### [Written request]
Search the material for the string "Paul" and copy each line where it occurs.

### [Provided information]
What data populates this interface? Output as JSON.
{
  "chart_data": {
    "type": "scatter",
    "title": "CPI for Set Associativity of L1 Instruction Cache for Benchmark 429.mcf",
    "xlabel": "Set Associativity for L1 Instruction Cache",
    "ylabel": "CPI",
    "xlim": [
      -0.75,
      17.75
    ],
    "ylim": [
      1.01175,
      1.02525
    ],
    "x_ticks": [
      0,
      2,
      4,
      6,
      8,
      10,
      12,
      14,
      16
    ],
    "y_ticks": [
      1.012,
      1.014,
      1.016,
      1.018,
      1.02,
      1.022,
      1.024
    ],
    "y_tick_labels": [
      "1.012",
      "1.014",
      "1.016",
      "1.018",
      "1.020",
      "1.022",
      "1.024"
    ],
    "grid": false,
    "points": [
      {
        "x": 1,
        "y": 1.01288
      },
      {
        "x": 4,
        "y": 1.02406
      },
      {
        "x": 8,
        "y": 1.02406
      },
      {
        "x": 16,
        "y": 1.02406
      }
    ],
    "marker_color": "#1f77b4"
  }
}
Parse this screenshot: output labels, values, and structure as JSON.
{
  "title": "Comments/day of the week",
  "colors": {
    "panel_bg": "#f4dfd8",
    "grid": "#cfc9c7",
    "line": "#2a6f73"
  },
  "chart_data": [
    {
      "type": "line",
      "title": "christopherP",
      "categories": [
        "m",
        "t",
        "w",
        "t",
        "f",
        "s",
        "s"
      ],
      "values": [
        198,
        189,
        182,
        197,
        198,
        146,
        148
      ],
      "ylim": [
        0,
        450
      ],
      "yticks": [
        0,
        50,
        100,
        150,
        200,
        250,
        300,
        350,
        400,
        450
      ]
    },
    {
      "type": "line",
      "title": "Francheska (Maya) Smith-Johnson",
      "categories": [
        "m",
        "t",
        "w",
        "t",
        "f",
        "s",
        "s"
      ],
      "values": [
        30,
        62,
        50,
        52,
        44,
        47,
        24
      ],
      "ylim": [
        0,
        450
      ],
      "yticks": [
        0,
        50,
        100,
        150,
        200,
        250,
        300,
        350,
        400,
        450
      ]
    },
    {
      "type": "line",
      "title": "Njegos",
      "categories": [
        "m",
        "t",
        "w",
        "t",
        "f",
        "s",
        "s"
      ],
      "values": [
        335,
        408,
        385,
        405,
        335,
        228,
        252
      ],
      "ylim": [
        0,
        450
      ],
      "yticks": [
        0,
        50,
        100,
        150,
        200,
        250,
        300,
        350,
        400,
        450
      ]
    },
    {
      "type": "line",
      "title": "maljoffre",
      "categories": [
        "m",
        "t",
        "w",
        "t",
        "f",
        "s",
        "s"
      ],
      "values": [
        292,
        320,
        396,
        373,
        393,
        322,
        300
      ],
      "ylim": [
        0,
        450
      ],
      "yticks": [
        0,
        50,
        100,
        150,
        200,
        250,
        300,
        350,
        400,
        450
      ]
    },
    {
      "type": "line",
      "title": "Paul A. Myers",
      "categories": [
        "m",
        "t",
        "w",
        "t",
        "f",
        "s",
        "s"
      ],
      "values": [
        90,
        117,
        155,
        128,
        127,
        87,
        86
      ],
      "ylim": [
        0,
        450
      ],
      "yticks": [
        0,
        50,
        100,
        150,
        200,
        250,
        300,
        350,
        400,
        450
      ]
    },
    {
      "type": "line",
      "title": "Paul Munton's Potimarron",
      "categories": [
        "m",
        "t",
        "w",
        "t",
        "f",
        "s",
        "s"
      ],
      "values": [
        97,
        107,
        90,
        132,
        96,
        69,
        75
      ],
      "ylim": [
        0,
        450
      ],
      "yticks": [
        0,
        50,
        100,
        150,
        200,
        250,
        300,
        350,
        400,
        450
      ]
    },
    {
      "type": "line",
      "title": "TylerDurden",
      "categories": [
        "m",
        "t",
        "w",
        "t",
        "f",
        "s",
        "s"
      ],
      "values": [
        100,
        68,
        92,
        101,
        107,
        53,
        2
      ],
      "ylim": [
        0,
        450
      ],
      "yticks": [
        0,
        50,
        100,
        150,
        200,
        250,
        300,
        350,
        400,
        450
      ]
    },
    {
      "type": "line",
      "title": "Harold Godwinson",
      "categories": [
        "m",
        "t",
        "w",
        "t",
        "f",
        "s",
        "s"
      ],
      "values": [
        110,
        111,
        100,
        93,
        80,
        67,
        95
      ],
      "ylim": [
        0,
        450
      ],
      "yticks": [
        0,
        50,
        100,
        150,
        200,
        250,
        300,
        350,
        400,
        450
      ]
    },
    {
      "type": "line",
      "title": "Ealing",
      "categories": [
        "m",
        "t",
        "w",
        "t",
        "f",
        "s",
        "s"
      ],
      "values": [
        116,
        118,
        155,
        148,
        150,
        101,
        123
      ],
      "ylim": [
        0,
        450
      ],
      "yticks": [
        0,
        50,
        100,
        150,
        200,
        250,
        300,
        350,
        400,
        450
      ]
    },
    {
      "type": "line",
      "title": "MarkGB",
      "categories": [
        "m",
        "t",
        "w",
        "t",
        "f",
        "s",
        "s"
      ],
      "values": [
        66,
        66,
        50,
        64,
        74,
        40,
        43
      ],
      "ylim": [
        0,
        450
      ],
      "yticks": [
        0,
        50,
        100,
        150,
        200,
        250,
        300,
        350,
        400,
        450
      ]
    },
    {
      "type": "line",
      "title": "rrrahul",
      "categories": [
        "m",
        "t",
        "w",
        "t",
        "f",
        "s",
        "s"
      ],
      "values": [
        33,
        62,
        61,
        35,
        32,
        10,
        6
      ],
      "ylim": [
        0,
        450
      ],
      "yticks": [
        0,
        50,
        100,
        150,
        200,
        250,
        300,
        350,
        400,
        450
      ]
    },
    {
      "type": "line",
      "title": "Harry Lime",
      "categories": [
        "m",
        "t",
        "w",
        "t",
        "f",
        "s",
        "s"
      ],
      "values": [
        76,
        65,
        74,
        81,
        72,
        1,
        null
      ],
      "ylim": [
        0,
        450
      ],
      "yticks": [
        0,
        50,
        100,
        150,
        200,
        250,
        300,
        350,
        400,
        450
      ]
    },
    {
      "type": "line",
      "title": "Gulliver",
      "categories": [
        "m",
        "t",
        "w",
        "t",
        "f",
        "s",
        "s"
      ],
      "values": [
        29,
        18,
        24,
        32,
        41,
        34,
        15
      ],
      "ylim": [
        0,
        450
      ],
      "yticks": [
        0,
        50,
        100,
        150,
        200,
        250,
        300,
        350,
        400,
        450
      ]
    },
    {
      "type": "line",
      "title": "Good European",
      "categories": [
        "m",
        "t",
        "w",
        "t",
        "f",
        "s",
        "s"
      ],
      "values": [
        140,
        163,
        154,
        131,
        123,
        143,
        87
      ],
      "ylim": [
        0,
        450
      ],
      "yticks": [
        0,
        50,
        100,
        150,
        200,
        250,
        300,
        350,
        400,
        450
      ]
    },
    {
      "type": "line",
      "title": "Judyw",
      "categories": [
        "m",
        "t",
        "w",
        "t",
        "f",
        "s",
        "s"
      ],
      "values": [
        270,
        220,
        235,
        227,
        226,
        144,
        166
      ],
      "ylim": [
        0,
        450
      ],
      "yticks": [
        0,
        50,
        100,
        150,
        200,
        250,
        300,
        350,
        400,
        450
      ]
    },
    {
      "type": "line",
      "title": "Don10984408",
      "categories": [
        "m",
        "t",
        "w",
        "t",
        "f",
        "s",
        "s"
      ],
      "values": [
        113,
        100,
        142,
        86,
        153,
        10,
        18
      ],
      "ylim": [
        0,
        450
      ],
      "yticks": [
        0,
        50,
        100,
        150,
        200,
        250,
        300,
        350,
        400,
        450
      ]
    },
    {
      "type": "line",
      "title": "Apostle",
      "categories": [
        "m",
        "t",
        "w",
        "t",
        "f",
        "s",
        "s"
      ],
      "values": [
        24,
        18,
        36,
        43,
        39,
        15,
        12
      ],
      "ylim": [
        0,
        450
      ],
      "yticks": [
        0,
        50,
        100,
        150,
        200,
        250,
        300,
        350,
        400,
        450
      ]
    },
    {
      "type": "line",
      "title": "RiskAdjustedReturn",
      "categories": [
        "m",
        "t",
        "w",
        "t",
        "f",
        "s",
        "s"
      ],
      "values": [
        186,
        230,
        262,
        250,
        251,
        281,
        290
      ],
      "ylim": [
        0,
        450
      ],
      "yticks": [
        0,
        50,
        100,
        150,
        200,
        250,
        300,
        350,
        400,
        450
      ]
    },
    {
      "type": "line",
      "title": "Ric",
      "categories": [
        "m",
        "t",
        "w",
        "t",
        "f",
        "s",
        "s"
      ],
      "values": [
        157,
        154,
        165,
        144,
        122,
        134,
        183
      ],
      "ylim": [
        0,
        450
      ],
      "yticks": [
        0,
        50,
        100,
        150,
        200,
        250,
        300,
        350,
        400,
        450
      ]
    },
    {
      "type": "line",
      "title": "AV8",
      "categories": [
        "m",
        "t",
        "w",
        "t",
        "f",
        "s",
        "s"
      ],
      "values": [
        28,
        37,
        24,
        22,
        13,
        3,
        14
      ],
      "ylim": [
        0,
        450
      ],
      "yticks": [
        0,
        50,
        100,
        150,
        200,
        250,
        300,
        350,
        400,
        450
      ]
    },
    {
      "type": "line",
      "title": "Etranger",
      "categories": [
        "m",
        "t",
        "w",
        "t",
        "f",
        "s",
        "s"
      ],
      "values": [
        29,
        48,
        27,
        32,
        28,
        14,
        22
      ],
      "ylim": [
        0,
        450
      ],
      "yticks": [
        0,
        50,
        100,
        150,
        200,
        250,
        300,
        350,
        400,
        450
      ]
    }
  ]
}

### [Task output]
      "title": "Paul A. Myers",
      "title": "Paul Munton's Potimarron",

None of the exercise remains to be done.